====== Records

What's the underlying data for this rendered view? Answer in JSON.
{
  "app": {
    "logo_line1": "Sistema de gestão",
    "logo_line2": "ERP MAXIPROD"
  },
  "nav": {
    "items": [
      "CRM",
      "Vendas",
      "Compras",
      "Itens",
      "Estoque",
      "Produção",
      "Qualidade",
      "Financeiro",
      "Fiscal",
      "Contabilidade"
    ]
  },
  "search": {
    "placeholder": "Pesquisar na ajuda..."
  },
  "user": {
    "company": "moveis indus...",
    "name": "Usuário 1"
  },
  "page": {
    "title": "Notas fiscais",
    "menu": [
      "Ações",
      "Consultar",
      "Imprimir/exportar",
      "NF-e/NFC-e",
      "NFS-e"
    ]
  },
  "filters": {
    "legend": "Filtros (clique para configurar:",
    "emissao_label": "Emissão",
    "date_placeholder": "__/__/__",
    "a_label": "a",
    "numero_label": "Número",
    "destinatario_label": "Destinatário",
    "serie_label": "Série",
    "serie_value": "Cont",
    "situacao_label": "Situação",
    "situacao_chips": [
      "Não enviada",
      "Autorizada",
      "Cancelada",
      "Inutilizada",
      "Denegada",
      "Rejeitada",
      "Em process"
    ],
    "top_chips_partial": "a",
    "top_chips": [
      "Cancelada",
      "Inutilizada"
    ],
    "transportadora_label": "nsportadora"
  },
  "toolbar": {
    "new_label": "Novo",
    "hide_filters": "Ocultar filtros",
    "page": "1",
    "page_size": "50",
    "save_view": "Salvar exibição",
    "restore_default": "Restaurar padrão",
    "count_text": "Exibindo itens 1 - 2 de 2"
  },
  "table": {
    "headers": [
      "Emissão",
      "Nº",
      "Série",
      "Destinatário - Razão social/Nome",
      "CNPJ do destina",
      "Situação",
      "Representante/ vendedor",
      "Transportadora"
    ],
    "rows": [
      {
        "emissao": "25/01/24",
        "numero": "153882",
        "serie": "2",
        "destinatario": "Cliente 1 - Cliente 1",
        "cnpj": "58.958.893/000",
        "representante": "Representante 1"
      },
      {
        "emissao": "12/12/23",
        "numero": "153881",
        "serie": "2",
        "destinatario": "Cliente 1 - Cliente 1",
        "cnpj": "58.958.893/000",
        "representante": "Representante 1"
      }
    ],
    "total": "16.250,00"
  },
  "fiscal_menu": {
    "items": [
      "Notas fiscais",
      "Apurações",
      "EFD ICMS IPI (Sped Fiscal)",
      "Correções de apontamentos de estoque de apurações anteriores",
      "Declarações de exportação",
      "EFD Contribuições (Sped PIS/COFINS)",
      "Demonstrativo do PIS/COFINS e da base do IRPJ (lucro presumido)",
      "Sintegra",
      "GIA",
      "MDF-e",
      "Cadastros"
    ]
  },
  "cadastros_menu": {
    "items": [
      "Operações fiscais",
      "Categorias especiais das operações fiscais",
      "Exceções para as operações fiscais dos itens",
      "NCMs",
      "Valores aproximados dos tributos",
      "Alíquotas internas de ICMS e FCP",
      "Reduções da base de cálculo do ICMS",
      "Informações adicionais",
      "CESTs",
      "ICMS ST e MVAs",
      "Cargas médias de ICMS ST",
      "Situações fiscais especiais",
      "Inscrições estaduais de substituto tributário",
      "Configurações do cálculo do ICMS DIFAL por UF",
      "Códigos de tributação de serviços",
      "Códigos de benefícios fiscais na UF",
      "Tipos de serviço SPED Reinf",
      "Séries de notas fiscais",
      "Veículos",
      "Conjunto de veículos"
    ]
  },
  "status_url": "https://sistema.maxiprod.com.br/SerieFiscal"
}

============

* _What is expected_: Count how many lines include the string "Códigos". Nothing but the number is needed.

* _Result of this exercise_: 2